PROBLEM: Note each line where "scheme" appears, and copy it.

SUPPLIED ENTRIES:
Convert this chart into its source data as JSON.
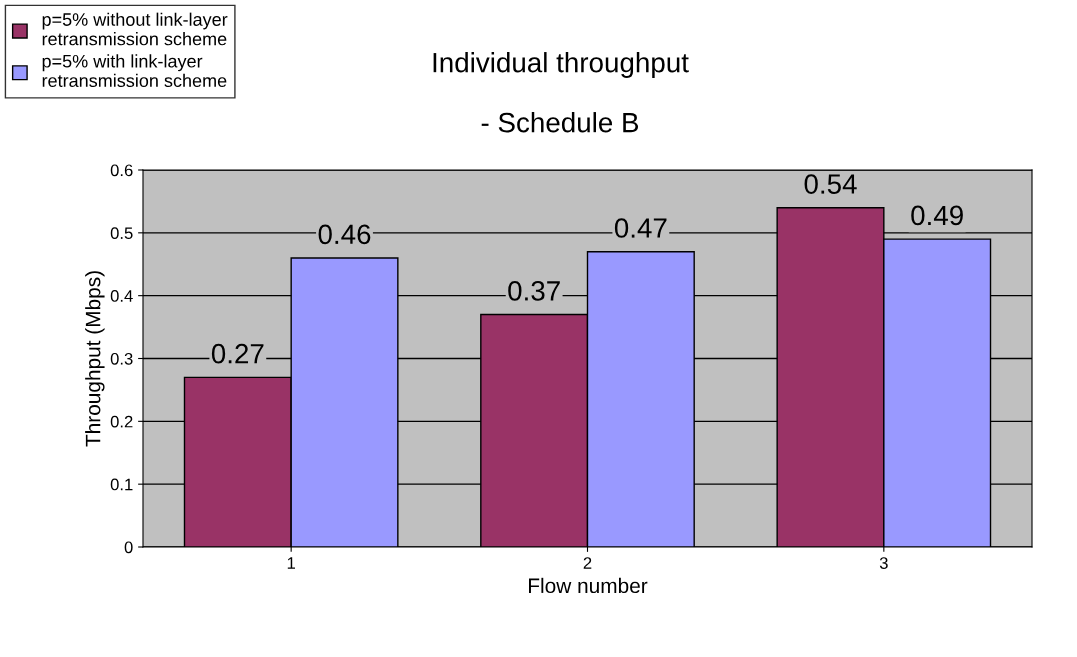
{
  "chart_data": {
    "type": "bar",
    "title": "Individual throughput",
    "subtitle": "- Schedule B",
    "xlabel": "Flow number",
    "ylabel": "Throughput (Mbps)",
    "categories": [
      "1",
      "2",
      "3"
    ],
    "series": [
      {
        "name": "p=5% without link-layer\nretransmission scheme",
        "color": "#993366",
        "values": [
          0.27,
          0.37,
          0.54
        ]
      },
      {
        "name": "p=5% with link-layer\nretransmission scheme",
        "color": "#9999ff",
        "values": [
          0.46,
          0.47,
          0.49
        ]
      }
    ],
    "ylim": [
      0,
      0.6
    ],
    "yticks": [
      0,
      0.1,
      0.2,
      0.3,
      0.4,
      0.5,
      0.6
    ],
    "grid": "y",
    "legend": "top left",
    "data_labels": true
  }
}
...
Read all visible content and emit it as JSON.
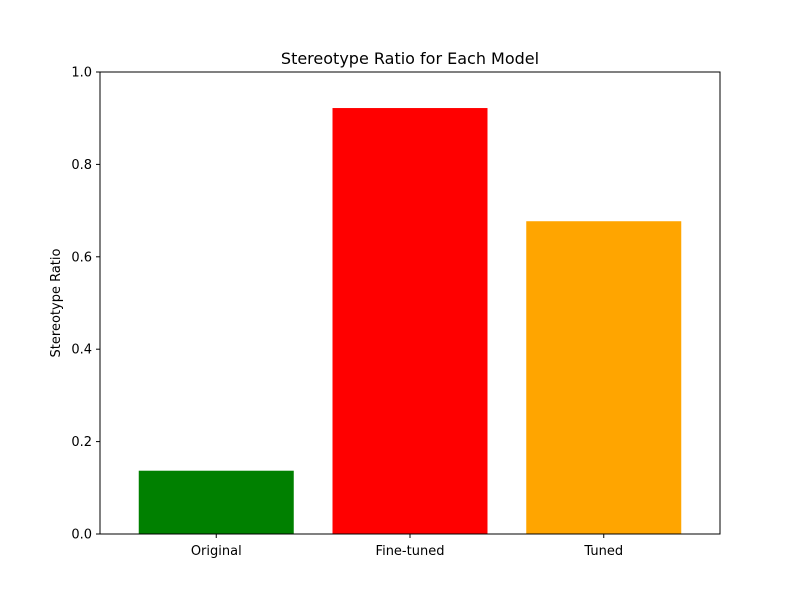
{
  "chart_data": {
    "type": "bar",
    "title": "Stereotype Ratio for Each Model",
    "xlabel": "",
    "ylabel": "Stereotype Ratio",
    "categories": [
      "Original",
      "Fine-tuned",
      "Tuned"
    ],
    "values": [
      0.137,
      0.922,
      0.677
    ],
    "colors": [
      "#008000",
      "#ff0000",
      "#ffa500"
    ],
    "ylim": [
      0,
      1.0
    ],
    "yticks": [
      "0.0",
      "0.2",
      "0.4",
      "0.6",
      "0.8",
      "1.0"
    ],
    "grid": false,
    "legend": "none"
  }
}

RESULT:
        "name": "p=5% without link-layer\nretransmission scheme",
        "name": "p=5% with link-layer\nretransmission scheme",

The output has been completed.